◆ **Problem to solve**: Print the listing below exactly.
===============
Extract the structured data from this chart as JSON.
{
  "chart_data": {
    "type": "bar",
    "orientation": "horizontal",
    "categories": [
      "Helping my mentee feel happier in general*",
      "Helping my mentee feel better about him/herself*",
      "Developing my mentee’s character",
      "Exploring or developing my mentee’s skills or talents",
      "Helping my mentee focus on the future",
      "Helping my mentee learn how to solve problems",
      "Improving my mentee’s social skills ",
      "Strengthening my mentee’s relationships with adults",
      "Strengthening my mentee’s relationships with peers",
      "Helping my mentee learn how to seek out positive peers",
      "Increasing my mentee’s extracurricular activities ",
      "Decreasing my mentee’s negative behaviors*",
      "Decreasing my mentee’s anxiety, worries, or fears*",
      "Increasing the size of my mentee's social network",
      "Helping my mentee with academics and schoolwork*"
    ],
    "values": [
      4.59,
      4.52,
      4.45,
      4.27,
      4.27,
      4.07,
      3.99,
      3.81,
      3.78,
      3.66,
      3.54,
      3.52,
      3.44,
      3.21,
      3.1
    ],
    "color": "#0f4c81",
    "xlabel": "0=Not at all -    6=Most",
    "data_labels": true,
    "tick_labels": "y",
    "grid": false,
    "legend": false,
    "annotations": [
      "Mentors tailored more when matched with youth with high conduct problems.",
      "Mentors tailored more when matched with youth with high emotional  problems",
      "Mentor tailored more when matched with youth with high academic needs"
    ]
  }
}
===============
◆ **Task output**:
Extract the structured data from this chart as JSON.
{
  "chart_data": {
    "type": "bar",
    "orientation": "horizontal",
    "categories": [
      "Helping my mentee feel happier in general*",
      "Helping my mentee feel better about him/herself*",
      "Developing my mentee’s character",
      "Exploring or developing my mentee’s skills or talents",
      "Helping my mentee focus on the future",
      "Helping my mentee learn how to solve problems",
      "Improving my mentee’s social skills ",
      "Strengthening my mentee’s relationships with adults",
      "Strengthening my mentee’s relationships with peers",
      "Helping my mentee learn how to seek out positive peers",
      "Increasing my mentee’s extracurricular activities ",
      "Decreasing my mentee’s negative behaviors*",
      "Decreasing my mentee’s anxiety, worries, or fears*",
      "Increasing the size of my mentee's social network",
      "Helping my mentee with academics and schoolwork*"
    ],
    "values": [
      4.59,
      4.52,
      4.45,
      4.27,
      4.27,
      4.07,
      3.99,
      3.81,
      3.78,
      3.66,
      3.54,
      3.52,
      3.44,
      3.21,
      3.1
    ],
    "color": "#0f4c81",
    "xlabel": "0=Not at all -    6=Most",
    "data_labels": true,
    "tick_labels": "y",
    "grid": false,
    "legend": false,
    "annotations": [
      "Mentors tailored more when matched with youth with high conduct problems.",
      "Mentors tailored more when matched with youth with high emotional  problems",
      "Mentor tailored more when matched with youth with high academic needs"
    ]
  }
}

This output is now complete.